- TASK OBJECTIVE -
Select every line holding the word "Figure" and copy it.

········

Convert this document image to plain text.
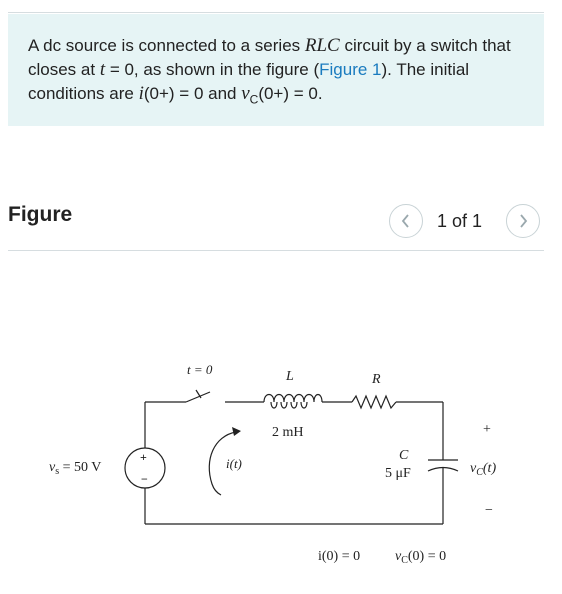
A dc source is connected to a series RLC circuit by a switch that closes at t = 0, as shown in the figure (Figure 1). The initial conditions are i(0+) = 0 and $v_C(0+) = 0$.
Figure	1 of 1
t = 0	L
2 mH
R
C
5 μF
$v_s = 50$ V
+
−
i(t)
+
$v_C(t)$
−
i(0) = 0 $v_C(0) = 0$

········

- FINAL RESULT -
A dc source is connected to a series RLC circuit by a switch that closes at t = 0, as shown in the figure (Figure 1). The initial conditions are i(0+) = 0 and $v_C(0+) = 0$.
Figure	1 of 1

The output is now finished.